(Dataset items)
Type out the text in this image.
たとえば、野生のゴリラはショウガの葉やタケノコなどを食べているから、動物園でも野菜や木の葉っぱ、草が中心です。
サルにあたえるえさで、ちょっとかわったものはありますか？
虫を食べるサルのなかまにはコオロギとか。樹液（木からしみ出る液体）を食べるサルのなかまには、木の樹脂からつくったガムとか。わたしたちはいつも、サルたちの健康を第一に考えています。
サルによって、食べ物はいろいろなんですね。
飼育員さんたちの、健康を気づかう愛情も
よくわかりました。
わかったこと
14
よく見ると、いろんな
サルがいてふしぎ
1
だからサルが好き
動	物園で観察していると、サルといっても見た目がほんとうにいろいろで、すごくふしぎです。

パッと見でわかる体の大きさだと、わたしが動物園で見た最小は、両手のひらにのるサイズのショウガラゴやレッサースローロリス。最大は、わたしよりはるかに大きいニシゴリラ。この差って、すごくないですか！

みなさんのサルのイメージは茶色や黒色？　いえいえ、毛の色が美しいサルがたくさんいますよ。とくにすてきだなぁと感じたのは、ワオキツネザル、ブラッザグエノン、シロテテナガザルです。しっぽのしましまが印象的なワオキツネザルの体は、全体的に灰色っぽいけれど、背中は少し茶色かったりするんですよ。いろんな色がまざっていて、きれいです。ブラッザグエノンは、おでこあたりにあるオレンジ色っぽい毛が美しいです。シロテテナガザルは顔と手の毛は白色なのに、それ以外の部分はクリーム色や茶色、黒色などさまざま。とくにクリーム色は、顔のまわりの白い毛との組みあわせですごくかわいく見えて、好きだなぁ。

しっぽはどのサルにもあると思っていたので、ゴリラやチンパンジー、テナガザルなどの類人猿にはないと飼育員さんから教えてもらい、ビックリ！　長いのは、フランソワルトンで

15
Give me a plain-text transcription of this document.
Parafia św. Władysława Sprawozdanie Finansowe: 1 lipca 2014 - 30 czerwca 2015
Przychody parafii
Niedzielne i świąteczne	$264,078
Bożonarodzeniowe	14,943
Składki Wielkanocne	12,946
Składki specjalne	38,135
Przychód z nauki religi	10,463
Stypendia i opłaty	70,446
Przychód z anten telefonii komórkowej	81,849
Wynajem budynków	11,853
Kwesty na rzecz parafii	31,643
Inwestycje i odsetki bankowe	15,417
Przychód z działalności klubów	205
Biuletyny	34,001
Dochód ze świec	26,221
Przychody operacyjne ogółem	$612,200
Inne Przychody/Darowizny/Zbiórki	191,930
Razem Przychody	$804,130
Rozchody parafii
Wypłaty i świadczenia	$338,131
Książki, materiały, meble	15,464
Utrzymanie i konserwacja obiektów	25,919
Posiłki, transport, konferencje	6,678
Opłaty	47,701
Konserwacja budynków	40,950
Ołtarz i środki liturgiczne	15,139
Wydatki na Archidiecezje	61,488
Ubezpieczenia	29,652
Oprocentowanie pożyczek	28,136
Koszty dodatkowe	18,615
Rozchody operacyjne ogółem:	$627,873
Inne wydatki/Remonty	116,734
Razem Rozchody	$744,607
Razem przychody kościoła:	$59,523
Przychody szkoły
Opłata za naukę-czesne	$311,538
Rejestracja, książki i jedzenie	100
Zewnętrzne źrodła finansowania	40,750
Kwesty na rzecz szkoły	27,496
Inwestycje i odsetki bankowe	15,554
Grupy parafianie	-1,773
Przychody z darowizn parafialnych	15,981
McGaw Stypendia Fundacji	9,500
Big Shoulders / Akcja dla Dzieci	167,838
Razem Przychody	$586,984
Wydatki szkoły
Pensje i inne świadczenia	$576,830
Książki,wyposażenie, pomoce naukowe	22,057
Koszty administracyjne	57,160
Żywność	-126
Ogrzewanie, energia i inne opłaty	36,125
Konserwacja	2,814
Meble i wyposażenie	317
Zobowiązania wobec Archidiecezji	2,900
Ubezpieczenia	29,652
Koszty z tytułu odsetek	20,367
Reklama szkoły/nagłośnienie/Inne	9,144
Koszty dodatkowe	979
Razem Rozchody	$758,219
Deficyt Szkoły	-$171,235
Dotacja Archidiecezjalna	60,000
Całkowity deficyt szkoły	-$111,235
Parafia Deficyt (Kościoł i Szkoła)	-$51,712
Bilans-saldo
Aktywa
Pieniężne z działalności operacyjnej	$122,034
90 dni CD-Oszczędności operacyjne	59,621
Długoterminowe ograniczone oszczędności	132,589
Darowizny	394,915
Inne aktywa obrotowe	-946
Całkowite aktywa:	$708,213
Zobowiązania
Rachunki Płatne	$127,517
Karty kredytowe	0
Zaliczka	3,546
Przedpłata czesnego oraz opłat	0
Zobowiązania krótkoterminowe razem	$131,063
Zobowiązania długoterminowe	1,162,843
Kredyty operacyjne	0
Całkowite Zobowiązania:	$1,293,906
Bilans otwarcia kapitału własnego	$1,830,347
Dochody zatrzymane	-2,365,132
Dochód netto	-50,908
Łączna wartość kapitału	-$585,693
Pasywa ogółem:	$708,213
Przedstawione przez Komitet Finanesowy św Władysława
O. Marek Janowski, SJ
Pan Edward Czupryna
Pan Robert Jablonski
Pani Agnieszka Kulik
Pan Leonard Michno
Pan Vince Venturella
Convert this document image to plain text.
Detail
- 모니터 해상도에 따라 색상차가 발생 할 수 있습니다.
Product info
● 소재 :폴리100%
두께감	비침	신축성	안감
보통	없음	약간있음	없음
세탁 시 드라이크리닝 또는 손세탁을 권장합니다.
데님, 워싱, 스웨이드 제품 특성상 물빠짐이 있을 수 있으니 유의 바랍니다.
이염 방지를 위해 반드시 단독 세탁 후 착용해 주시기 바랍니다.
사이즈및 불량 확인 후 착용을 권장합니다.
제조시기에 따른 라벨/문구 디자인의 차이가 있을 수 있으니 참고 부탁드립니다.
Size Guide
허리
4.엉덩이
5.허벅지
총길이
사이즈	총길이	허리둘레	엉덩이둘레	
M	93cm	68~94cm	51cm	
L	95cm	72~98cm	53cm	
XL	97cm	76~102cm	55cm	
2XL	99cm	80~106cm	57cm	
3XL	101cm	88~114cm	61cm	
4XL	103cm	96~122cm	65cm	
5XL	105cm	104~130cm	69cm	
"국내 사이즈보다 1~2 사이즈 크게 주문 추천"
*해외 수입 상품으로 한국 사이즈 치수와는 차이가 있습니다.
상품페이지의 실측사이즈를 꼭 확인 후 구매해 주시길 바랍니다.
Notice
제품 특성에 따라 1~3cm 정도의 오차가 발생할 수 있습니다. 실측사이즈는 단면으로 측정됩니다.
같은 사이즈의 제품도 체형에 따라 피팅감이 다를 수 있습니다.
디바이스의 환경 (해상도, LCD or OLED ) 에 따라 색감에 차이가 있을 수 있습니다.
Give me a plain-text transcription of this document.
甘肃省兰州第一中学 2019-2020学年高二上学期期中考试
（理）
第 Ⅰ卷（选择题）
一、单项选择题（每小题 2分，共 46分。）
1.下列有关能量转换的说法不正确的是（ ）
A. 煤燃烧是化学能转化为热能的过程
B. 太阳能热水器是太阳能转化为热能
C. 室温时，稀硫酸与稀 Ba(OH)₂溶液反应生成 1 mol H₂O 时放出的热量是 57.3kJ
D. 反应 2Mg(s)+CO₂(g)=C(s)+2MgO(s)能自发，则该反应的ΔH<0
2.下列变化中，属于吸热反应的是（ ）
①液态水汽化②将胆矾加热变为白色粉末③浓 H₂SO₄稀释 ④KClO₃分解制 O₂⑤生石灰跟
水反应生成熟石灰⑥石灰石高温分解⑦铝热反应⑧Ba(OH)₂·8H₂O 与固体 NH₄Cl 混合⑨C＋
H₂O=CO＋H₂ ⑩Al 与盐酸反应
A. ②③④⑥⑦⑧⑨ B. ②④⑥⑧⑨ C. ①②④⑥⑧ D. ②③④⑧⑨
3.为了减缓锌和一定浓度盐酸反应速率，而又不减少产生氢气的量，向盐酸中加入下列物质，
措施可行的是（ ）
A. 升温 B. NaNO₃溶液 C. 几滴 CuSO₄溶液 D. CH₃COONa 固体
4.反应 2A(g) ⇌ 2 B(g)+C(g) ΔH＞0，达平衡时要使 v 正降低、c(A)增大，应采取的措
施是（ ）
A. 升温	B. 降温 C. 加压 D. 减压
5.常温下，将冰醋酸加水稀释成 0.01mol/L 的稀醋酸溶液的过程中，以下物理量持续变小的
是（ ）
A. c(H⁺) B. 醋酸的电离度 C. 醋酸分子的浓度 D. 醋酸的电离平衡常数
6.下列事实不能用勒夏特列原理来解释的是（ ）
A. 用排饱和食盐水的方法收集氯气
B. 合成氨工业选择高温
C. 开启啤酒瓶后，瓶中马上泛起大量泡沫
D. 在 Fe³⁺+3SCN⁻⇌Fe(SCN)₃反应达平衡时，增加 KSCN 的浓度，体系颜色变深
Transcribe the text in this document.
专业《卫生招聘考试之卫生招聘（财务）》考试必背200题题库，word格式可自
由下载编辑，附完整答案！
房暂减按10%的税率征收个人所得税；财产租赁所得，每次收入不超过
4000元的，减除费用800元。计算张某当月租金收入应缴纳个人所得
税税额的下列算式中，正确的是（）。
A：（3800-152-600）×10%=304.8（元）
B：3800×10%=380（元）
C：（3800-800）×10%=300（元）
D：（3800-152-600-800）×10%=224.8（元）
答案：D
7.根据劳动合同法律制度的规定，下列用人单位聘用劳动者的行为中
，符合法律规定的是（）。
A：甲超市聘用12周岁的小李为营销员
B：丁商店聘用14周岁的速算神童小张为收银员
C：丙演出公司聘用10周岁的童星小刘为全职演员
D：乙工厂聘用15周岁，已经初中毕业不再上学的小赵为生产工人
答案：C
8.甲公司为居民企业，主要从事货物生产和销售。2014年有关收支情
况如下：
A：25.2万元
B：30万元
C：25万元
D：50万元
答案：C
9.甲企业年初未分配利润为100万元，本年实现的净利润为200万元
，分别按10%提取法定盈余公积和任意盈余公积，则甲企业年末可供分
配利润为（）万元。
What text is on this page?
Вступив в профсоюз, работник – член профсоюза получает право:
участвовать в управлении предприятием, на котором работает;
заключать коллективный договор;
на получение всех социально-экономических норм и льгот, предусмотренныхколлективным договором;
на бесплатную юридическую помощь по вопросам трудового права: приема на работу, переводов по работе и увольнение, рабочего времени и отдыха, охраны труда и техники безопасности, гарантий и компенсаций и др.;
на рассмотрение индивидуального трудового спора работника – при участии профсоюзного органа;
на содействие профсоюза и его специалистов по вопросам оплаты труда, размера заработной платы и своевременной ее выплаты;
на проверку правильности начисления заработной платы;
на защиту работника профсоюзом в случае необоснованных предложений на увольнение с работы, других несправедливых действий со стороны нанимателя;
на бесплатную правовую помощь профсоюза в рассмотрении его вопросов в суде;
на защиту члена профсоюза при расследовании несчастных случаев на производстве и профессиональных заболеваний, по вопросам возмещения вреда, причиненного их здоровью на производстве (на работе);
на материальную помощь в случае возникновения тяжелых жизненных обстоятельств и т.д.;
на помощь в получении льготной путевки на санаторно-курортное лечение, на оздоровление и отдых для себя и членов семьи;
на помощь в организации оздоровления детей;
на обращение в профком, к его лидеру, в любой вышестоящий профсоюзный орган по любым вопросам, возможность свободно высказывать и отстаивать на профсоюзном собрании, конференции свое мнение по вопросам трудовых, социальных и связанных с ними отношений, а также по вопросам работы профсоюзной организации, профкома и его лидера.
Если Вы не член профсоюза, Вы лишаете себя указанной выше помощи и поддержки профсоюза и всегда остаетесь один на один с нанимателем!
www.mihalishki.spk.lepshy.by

## PROMPT
Report the number of lines in the entries above that include the string "Stypendia". Give nothing but the number.

## SOLUTION
2